__STATED EXERCISE__:
Using the data below, repeat all of it precisely.

Extracted records

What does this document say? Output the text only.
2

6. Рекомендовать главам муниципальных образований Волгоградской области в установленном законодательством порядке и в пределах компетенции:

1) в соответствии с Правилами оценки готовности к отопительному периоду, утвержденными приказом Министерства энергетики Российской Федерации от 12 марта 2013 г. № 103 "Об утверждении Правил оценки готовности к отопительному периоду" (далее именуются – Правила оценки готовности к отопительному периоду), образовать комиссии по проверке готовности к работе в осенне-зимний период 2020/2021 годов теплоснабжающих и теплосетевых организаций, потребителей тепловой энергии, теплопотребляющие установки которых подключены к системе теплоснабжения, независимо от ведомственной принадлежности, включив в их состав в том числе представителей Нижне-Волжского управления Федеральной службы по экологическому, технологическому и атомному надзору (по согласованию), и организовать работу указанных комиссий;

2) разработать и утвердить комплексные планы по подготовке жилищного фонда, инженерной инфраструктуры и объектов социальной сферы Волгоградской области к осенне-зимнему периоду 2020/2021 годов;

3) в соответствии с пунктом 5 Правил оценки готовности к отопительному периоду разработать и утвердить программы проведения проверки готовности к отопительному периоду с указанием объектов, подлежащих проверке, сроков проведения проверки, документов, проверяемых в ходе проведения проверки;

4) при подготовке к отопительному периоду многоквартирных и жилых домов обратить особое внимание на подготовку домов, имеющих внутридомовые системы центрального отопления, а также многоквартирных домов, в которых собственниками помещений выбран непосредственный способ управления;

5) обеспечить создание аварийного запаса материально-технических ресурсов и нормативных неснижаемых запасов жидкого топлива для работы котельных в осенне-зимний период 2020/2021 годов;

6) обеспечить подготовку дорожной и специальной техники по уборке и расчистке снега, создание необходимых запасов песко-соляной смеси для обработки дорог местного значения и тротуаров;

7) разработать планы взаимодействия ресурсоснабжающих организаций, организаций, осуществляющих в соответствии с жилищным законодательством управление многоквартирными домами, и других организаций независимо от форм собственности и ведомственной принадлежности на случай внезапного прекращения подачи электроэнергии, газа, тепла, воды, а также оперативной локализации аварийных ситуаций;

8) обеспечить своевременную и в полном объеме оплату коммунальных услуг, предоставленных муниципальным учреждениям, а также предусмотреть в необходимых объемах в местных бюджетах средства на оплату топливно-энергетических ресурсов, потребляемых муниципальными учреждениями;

__SOLUTION BELOW__:
What does this document say? Output the text only.
2

6. Рекомендовать главам муниципальных образований Волгоградской области в установленном законодательством порядке и в пределах компетенции:

1) в соответствии с Правилами оценки готовности к отопительному периоду, утвержденными приказом Министерства энергетики Российской Федерации от 12 марта 2013 г. № 103 "Об утверждении Правил оценки готовности к отопительному периоду" (далее именуются – Правила оценки готовности к отопительному периоду), образовать комиссии по проверке готовности к работе в осенне-зимний период 2020/2021 годов теплоснабжающих и теплосетевых организаций, потребителей тепловой энергии, теплопотребляющие установки которых подключены к системе теплоснабжения, независимо от ведомственной принадлежности, включив в их состав в том числе представителей Нижне-Волжского управления Федеральной службы по экологическому, технологическому и атомному надзору (по согласованию), и организовать работу указанных комиссий;

2) разработать и утвердить комплексные планы по подготовке жилищного фонда, инженерной инфраструктуры и объектов социальной сферы Волгоградской области к осенне-зимнему периоду 2020/2021 годов;

3) в соответствии с пунктом 5 Правил оценки готовности к отопительному периоду разработать и утвердить программы проведения проверки готовности к отопительному периоду с указанием объектов, подлежащих проверке, сроков проведения проверки, документов, проверяемых в ходе проведения проверки;

4) при подготовке к отопительному периоду многоквартирных и жилых домов обратить особое внимание на подготовку домов, имеющих внутридомовые системы центрального отопления, а также многоквартирных домов, в которых собственниками помещений выбран непосредственный способ управления;

5) обеспечить создание аварийного запаса материально-технических ресурсов и нормативных неснижаемых запасов жидкого топлива для работы котельных в осенне-зимний период 2020/2021 годов;

6) обеспечить подготовку дорожной и специальной техники по уборке и расчистке снега, создание необходимых запасов песко-соляной смеси для обработки дорог местного значения и тротуаров;

7) разработать планы взаимодействия ресурсоснабжающих организаций, организаций, осуществляющих в соответствии с жилищным законодательством управление многоквартирными домами, и других организаций независимо от форм собственности и ведомственной принадлежности на случай внезапного прекращения подачи электроэнергии, газа, тепла, воды, а также оперативной локализации аварийных ситуаций;

8) обеспечить своевременную и в полном объеме оплату коммунальных услуг, предоставленных муниципальным учреждениям, а также предусмотреть в необходимых объемах в местных бюджетах средства на оплату топливно-энергетических ресурсов, потребляемых муниципальными учреждениями;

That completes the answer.